#### SUPPLIED MATERIAL ####

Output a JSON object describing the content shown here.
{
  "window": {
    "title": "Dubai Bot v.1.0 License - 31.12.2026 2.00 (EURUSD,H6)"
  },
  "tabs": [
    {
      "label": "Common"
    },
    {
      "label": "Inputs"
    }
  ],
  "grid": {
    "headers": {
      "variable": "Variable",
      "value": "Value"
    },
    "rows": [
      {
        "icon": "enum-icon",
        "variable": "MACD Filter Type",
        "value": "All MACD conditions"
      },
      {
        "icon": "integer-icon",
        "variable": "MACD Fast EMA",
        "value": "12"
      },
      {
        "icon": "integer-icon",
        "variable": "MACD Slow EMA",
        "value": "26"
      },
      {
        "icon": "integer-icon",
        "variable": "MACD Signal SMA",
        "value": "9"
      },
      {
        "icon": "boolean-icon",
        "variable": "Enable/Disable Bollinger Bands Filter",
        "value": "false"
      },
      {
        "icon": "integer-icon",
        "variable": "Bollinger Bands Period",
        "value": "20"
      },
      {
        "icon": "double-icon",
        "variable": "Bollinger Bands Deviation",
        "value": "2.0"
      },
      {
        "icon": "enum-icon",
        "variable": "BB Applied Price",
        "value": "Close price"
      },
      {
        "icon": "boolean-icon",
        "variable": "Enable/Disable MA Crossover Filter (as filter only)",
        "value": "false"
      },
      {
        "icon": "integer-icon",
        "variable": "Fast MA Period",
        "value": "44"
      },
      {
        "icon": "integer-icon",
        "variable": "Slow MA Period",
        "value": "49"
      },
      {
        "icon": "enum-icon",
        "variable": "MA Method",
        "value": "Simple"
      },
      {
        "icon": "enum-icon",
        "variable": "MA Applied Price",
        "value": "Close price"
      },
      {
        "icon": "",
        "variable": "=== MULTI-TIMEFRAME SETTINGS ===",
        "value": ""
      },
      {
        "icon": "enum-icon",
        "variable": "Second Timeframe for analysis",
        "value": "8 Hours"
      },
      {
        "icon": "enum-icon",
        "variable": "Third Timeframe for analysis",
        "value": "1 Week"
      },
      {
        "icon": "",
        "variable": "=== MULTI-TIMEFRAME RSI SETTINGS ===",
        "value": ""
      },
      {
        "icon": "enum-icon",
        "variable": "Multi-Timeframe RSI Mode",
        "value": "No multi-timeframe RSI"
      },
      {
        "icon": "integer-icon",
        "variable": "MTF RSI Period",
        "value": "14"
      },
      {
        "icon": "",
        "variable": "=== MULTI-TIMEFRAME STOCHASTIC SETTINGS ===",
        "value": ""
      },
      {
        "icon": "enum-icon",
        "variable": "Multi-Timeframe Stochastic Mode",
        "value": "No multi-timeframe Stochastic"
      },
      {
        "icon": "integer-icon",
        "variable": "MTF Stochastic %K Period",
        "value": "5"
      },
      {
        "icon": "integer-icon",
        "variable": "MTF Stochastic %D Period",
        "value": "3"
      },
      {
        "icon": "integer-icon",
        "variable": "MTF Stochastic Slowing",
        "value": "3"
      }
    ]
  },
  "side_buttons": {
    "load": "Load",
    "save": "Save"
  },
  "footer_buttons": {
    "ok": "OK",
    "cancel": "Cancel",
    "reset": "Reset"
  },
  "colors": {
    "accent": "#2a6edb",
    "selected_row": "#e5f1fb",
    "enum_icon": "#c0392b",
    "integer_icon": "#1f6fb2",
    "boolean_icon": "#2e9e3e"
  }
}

####

▶ EXERCISE DESCRIPTION
Which lines contain the word "Fast"? Copy each one.

▶ RESPONSE TO THE EXERCISE
        "variable": "MACD Fast EMA",
        "variable": "Fast MA Period",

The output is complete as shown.